### DO THIS
Below are records; work out how many of their lines hold the string "certo" and give that number alone.

---

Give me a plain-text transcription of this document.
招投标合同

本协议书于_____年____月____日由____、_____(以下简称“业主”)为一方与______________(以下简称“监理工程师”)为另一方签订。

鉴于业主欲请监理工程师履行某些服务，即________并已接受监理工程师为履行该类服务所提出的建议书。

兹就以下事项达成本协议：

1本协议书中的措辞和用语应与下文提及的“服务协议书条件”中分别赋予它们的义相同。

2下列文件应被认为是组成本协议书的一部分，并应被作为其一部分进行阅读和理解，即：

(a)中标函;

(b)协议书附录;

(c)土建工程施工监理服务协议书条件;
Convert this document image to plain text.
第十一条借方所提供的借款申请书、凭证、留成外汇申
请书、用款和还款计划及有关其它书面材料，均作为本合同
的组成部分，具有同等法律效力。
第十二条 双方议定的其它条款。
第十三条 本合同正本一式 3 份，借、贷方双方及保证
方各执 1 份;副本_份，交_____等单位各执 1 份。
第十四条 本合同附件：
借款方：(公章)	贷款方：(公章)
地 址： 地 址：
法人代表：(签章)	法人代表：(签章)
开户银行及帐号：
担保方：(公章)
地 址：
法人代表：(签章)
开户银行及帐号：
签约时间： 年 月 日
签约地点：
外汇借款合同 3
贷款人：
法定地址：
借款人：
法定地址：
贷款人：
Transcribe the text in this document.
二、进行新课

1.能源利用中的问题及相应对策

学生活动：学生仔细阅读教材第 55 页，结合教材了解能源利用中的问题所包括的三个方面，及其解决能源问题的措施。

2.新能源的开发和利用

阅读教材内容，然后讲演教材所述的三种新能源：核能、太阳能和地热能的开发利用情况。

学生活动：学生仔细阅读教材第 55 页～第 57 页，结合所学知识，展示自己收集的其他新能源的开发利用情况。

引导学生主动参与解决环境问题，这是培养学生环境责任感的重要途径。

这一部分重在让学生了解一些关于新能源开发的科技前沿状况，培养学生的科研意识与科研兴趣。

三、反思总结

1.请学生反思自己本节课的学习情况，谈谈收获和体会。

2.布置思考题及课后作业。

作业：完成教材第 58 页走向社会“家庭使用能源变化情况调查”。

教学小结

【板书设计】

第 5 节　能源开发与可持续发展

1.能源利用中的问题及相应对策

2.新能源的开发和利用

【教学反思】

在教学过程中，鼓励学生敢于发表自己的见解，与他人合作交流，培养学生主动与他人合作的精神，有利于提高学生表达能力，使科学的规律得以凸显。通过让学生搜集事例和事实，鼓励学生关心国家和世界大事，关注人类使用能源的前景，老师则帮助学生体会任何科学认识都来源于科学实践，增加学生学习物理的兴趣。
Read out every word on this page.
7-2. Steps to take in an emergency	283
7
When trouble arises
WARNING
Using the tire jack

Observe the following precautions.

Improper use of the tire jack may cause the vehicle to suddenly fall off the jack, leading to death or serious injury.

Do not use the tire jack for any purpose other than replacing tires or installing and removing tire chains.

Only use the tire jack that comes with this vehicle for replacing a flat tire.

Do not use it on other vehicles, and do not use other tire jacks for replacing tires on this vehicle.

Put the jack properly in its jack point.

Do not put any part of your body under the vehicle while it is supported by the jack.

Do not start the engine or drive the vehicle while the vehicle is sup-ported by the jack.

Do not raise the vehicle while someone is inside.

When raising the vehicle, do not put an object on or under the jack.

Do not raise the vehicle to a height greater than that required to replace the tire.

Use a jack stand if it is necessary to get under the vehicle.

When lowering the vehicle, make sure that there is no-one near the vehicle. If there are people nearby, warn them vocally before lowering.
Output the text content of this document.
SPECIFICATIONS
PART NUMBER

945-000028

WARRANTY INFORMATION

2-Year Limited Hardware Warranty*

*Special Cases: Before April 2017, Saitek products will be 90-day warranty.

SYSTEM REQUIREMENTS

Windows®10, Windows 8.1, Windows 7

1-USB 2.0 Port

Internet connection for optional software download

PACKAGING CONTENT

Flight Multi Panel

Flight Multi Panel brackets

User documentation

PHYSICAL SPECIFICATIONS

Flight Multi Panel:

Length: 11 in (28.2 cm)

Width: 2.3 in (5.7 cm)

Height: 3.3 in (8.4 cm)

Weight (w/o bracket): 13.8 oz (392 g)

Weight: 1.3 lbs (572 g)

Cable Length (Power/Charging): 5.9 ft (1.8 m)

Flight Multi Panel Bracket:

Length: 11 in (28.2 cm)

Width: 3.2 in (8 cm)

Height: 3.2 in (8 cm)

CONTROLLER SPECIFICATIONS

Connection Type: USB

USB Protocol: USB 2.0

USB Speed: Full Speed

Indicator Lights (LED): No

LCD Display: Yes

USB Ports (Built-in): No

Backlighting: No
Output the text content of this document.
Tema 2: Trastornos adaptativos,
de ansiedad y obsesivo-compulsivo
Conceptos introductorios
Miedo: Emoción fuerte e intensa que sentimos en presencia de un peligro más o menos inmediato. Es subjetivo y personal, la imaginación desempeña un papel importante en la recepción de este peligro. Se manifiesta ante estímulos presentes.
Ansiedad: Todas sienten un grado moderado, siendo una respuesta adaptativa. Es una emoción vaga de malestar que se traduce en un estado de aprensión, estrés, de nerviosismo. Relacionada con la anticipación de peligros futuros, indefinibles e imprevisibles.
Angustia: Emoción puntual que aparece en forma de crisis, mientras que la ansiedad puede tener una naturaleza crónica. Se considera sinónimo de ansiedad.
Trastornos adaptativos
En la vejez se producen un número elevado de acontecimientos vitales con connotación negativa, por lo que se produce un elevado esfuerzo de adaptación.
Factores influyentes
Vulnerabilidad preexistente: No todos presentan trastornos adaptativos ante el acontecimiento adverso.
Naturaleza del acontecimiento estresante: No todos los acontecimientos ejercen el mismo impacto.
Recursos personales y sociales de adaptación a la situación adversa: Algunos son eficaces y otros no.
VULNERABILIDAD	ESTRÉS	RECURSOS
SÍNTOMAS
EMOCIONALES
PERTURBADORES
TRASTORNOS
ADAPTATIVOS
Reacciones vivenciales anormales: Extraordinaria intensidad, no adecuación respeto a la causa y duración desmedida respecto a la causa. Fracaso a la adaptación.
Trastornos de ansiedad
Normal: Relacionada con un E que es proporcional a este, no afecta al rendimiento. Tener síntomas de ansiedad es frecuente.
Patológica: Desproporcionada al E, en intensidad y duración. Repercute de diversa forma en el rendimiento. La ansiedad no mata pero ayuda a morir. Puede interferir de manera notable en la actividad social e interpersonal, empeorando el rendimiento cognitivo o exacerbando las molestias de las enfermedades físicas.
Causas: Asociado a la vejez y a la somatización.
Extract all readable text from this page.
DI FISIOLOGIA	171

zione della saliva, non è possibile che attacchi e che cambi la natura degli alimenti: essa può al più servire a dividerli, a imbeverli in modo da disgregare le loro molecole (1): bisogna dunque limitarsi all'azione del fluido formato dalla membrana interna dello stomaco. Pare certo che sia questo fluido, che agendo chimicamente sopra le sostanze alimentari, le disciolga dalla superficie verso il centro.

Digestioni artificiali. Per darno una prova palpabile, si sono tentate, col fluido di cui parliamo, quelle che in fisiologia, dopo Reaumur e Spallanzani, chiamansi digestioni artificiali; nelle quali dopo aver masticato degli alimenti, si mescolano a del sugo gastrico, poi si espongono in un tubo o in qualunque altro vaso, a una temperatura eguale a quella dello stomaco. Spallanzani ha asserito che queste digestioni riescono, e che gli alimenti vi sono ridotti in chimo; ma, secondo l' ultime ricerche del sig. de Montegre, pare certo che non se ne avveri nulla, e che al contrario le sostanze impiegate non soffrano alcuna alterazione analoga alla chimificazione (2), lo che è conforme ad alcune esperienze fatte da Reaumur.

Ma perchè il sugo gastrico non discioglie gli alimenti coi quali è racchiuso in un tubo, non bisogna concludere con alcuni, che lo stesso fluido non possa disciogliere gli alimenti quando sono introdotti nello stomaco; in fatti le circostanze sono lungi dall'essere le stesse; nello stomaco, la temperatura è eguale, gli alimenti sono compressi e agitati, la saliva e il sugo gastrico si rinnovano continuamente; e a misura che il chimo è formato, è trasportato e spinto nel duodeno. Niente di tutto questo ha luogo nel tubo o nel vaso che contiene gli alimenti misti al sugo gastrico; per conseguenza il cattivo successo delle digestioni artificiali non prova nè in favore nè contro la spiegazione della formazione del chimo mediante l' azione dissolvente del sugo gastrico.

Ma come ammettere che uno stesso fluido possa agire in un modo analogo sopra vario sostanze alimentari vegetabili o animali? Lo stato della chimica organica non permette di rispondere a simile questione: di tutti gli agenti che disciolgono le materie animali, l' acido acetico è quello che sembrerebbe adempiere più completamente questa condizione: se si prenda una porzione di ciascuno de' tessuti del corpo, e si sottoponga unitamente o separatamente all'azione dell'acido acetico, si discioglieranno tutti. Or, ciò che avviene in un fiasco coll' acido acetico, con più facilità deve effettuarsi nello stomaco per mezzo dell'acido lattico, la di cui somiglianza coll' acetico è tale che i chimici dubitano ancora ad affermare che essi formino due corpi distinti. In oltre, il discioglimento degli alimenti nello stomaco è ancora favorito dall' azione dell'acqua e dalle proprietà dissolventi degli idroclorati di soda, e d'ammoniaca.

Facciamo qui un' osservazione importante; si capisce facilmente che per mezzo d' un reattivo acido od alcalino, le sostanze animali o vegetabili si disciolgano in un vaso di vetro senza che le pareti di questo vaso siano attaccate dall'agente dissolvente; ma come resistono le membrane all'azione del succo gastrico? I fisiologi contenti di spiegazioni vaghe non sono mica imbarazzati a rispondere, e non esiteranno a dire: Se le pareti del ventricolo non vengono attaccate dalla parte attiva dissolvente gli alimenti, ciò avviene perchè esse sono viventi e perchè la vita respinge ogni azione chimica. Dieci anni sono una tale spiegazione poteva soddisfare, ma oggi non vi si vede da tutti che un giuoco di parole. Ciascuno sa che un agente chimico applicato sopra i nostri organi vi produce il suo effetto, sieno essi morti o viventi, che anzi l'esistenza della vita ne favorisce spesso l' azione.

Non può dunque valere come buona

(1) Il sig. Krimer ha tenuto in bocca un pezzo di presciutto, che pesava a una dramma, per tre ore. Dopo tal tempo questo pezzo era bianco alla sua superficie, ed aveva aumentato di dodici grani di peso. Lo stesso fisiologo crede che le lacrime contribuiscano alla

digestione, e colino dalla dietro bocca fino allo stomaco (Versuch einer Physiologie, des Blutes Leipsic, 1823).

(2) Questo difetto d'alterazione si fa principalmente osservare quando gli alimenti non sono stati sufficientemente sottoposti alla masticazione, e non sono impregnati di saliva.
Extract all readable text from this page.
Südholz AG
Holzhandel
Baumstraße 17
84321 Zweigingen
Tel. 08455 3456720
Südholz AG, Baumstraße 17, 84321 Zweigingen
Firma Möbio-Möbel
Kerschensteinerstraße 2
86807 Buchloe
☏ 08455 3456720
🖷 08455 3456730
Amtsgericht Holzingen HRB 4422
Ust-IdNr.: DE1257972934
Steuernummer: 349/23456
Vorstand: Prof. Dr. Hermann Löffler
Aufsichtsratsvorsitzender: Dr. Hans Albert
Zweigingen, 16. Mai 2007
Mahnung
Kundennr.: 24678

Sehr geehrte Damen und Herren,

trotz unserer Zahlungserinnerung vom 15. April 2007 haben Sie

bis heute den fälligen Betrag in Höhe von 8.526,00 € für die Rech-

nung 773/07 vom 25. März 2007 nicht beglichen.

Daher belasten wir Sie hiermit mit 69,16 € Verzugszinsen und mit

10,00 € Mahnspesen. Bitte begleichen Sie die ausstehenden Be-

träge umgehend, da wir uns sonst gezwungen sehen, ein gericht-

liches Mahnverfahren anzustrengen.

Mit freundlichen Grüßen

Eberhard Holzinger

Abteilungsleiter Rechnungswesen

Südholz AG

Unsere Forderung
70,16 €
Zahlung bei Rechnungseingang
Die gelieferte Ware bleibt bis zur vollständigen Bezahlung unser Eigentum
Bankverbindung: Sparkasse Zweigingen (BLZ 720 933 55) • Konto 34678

---

### RESPONSE TO THIS EXERCISE
2